> Exercise instructions: Go through the lines below and copy each one that holds the string "this".

• • • •

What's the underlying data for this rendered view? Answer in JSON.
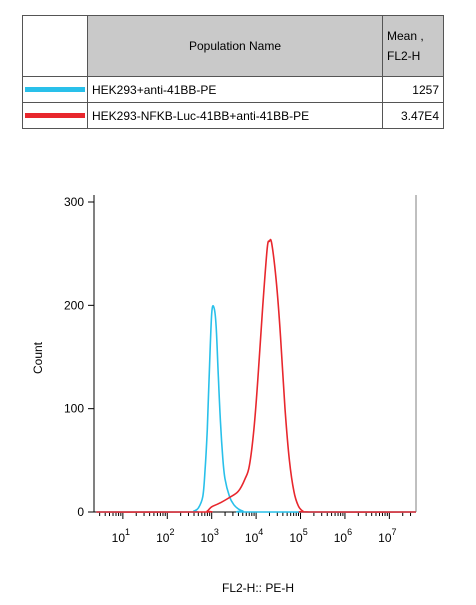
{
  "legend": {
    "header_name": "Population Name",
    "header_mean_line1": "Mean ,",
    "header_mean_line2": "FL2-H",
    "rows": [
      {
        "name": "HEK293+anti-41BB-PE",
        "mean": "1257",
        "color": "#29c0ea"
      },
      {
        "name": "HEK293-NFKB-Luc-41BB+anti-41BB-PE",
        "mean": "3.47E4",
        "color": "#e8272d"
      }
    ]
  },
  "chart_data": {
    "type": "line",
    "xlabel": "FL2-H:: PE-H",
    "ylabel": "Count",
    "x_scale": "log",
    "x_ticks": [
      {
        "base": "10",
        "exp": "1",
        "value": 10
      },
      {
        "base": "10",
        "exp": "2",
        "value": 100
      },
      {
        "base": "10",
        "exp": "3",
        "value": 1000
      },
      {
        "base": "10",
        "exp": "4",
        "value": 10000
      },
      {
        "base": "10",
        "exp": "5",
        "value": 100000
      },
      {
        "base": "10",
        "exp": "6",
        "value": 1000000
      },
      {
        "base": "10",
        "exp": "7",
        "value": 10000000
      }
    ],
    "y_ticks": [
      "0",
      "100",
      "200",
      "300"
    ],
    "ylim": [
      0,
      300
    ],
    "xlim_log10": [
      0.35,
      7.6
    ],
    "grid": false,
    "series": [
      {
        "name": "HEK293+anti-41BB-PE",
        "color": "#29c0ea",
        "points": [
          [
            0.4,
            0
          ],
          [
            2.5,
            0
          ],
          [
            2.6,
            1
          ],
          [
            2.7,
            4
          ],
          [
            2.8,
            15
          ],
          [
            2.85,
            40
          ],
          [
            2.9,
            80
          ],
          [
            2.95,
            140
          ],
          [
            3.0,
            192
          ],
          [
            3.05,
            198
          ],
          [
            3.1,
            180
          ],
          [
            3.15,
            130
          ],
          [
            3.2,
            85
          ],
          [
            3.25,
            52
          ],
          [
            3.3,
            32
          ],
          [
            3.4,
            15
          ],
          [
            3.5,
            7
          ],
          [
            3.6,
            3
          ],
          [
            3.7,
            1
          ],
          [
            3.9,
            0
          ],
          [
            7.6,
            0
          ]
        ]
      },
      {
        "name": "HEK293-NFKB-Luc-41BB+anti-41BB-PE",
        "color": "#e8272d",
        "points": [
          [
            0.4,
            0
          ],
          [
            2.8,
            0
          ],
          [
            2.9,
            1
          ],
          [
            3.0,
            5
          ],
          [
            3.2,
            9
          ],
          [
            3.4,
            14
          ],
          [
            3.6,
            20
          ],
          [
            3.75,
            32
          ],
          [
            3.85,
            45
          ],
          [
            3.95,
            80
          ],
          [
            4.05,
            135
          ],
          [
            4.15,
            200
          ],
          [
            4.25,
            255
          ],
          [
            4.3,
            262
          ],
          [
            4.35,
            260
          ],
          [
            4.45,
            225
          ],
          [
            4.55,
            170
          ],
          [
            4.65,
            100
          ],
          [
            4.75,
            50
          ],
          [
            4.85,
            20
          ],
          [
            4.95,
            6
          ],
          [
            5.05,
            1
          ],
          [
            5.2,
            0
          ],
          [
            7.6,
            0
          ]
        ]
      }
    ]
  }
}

• • • •

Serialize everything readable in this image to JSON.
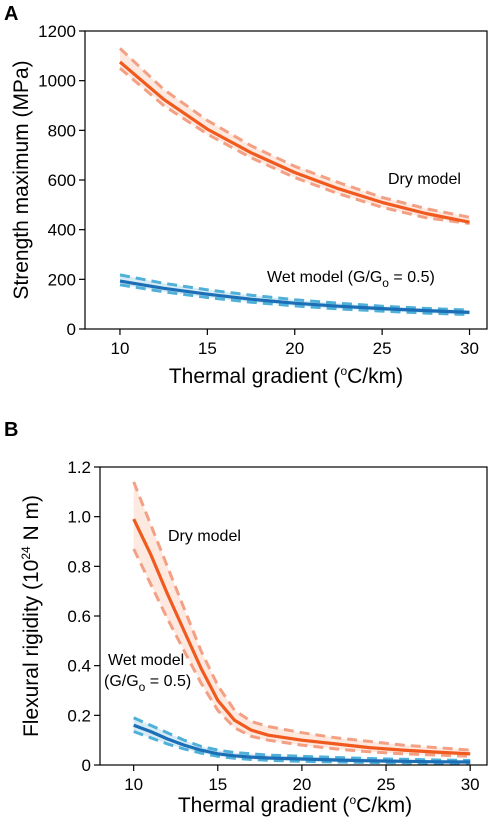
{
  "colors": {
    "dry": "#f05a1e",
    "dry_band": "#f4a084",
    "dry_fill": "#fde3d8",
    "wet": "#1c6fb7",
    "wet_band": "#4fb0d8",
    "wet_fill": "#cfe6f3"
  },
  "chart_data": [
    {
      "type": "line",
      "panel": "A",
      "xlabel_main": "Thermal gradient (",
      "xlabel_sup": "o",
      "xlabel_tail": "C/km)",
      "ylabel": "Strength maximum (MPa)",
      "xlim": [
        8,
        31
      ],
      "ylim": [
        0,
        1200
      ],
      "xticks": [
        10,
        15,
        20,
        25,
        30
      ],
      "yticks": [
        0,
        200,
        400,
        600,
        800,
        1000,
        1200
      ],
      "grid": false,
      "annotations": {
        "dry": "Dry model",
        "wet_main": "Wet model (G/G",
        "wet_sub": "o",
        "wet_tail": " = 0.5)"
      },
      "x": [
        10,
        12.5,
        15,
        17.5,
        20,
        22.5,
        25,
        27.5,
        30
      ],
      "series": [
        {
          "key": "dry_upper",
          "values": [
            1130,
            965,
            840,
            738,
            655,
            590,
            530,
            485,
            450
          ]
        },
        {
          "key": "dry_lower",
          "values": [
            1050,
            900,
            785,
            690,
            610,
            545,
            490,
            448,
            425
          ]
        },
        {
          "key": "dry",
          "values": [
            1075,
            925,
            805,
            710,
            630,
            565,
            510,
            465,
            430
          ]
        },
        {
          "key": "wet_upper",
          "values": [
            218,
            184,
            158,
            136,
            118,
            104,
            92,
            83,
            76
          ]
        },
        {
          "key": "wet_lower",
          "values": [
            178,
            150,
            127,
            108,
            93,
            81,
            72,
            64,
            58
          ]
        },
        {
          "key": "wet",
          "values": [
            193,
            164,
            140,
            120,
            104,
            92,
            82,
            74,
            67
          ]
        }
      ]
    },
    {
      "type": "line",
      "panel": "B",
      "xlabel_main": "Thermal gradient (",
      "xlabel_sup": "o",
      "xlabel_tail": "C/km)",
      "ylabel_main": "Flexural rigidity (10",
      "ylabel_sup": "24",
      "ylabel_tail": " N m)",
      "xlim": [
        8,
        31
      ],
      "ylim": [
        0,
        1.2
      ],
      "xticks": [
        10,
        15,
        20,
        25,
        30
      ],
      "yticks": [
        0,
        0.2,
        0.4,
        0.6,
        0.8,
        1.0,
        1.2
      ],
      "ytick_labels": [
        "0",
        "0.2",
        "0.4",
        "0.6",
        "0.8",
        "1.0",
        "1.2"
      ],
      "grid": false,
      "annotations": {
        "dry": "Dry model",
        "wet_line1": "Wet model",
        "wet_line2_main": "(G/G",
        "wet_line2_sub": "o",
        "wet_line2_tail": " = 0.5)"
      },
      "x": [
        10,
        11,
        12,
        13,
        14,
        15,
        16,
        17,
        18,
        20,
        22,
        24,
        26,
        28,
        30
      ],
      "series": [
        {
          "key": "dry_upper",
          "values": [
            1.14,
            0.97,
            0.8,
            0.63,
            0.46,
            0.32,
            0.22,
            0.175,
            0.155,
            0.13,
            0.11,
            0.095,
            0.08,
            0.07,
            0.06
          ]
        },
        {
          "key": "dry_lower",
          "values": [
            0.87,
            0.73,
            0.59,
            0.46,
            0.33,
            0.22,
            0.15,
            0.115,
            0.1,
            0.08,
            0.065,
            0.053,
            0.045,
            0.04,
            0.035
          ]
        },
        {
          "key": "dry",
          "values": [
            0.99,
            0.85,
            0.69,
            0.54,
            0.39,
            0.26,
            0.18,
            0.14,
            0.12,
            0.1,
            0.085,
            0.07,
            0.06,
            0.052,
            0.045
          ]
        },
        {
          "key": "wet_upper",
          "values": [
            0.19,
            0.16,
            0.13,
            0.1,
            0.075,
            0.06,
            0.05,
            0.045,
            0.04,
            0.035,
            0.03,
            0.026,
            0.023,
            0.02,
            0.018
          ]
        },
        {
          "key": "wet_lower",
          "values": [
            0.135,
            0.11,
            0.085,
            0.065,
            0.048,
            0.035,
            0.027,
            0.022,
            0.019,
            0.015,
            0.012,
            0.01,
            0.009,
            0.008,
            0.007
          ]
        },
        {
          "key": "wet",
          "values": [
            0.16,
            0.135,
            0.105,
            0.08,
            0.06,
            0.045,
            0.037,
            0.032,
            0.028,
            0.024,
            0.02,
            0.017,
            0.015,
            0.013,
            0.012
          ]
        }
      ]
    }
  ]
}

• • • •

> Task answer:
What's the underlying data for this rendered view? Answer in JSON.
Serialize everything readable in this image to JSON.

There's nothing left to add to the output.